- **Work to do**:
All of the data that follows should be retyped exactly, please, except the pictures.

- **Data extract**:
— start —

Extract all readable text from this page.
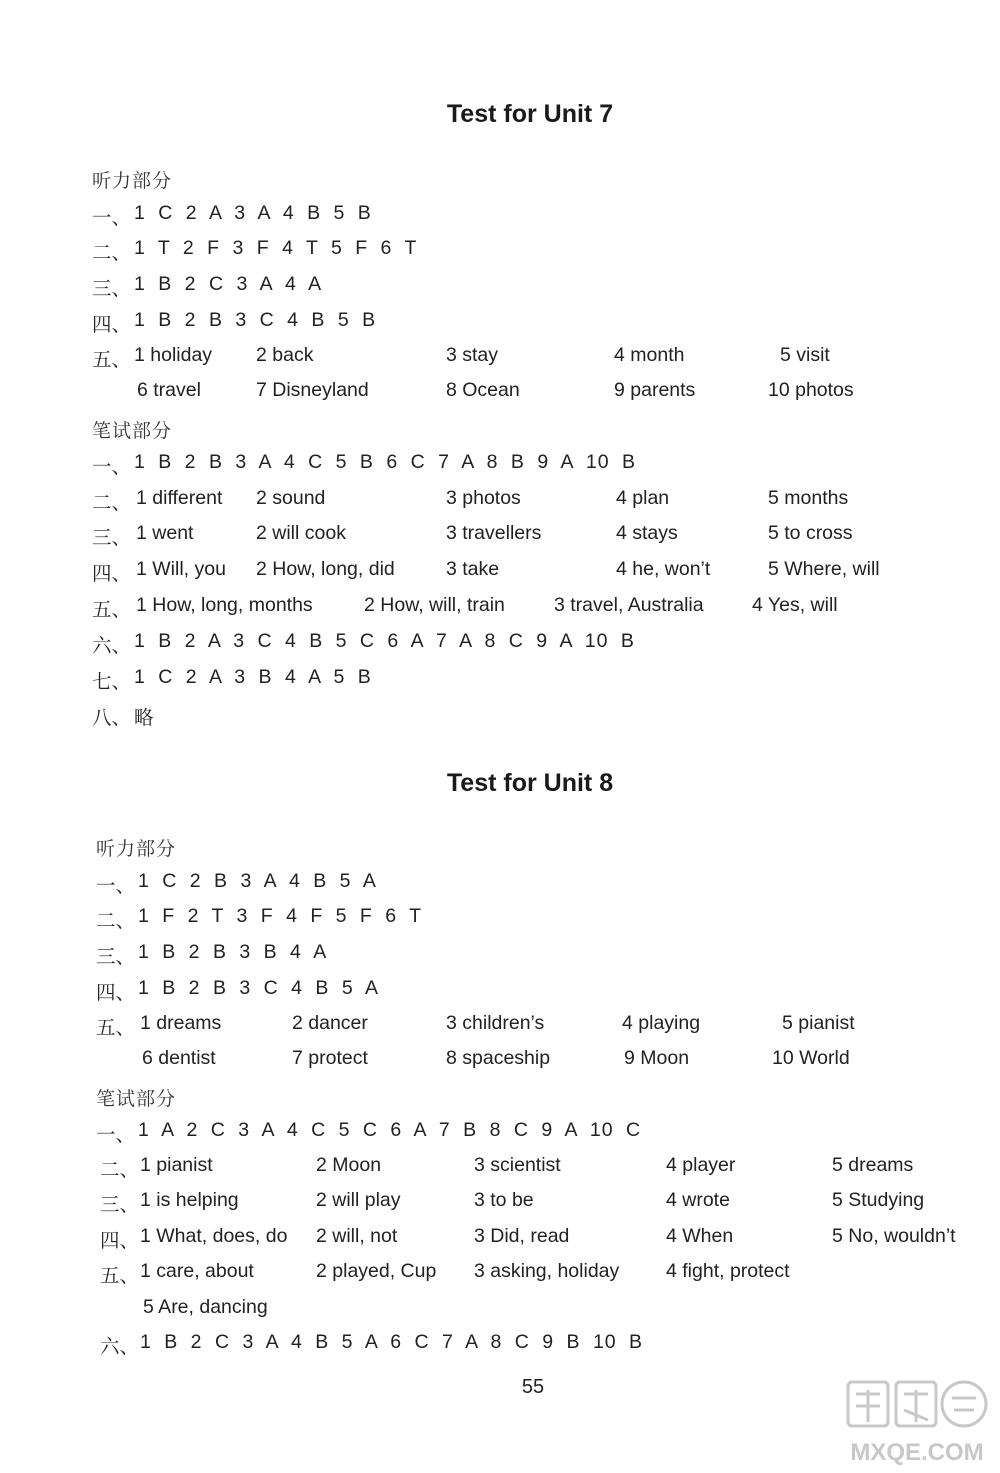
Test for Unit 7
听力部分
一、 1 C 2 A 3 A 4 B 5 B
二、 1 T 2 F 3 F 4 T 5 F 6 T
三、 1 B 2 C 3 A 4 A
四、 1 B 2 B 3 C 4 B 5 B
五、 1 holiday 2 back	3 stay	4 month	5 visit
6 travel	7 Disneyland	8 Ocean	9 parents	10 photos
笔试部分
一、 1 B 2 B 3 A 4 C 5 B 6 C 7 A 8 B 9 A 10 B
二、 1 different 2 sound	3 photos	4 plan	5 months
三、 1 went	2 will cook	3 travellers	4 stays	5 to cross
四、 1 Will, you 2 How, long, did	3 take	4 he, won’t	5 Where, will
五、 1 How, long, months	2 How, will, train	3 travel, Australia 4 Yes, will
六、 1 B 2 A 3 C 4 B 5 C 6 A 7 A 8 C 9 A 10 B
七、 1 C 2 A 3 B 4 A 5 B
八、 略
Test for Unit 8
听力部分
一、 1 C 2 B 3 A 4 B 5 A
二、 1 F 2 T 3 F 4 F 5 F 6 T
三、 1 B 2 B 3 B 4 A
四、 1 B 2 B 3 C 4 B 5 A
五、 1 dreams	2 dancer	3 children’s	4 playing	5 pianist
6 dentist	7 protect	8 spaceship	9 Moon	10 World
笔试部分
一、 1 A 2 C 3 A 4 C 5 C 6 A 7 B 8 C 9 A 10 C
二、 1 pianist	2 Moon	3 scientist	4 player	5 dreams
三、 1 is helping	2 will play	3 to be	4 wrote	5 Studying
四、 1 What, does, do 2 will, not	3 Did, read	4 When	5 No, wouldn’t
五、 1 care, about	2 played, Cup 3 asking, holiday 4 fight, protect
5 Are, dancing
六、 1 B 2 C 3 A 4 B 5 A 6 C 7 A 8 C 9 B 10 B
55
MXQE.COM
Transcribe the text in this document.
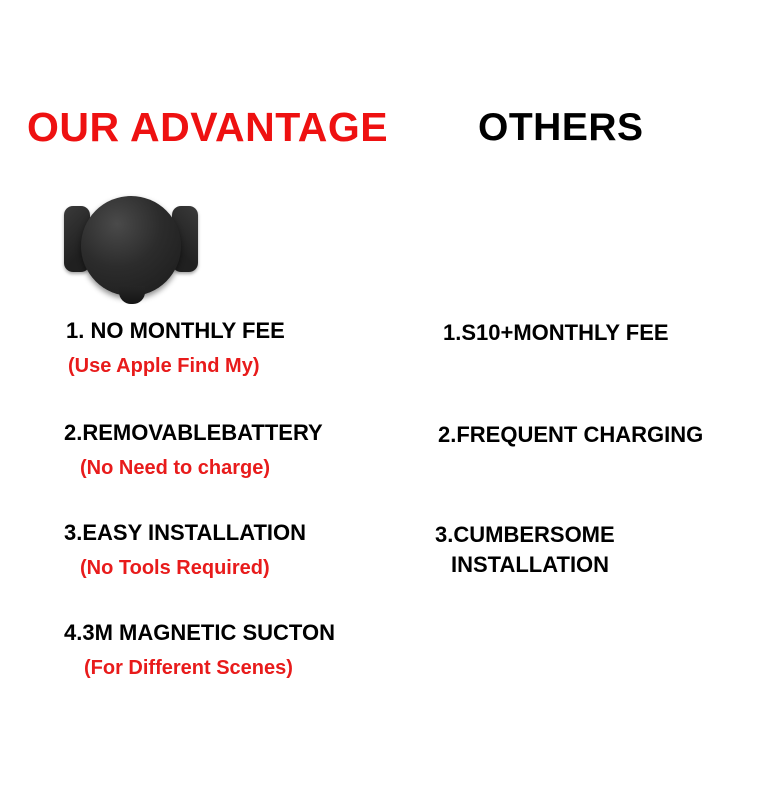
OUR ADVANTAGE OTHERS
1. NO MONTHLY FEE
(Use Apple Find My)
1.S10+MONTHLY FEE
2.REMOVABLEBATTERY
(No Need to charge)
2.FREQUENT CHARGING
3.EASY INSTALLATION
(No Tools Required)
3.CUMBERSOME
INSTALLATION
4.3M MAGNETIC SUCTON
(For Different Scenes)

— end —

- **Complete answer**:
Extract all readable text from this page.
Test for Unit 7
听力部分
一、 1 C 2 A 3 A 4 B 5 B
二、 1 T 2 F 3 F 4 T 5 F 6 T
三、 1 B 2 C 3 A 4 A
四、 1 B 2 B 3 C 4 B 5 B
五、 1 holiday 2 back	3 stay	4 month	5 visit
6 travel	7 Disneyland	8 Ocean	9 parents	10 photos
笔试部分
一、 1 B 2 B 3 A 4 C 5 B 6 C 7 A 8 B 9 A 10 B
二、 1 different 2 sound	3 photos	4 plan	5 months
三、 1 went	2 will cook	3 travellers	4 stays	5 to cross
四、 1 Will, you 2 How, long, did	3 take	4 he, won’t	5 Where, will
五、 1 How, long, months	2 How, will, train	3 travel, Australia 4 Yes, will
六、 1 B 2 A 3 C 4 B 5 C 6 A 7 A 8 C 9 A 10 B
七、 1 C 2 A 3 B 4 A 5 B
八、 略
Test for Unit 8
听力部分
一、 1 C 2 B 3 A 4 B 5 A
二、 1 F 2 T 3 F 4 F 5 F 6 T
三、 1 B 2 B 3 B 4 A
四、 1 B 2 B 3 C 4 B 5 A
五、 1 dreams	2 dancer	3 children’s	4 playing	5 pianist
6 dentist	7 protect	8 spaceship	9 Moon	10 World
笔试部分
一、 1 A 2 C 3 A 4 C 5 C 6 A 7 B 8 C 9 A 10 C
二、 1 pianist	2 Moon	3 scientist	4 player	5 dreams
三、 1 is helping	2 will play	3 to be	4 wrote	5 Studying
四、 1 What, does, do 2 will, not	3 Did, read	4 When	5 No, wouldn’t
五、 1 care, about	2 played, Cup 3 asking, holiday 4 fight, protect
5 Are, dancing
六、 1 B 2 C 3 A 4 B 5 A 6 C 7 A 8 C 9 B 10 B
55
MXQE.COM
Transcribe the text in this document.
OUR ADVANTAGE OTHERS
1. NO MONTHLY FEE
(Use Apple Find My)
1.S10+MONTHLY FEE
2.REMOVABLEBATTERY
(No Need to charge)
2.FREQUENT CHARGING
3.EASY INSTALLATION
(No Tools Required)
3.CUMBERSOME
INSTALLATION
4.3M MAGNETIC SUCTON
(For Different Scenes)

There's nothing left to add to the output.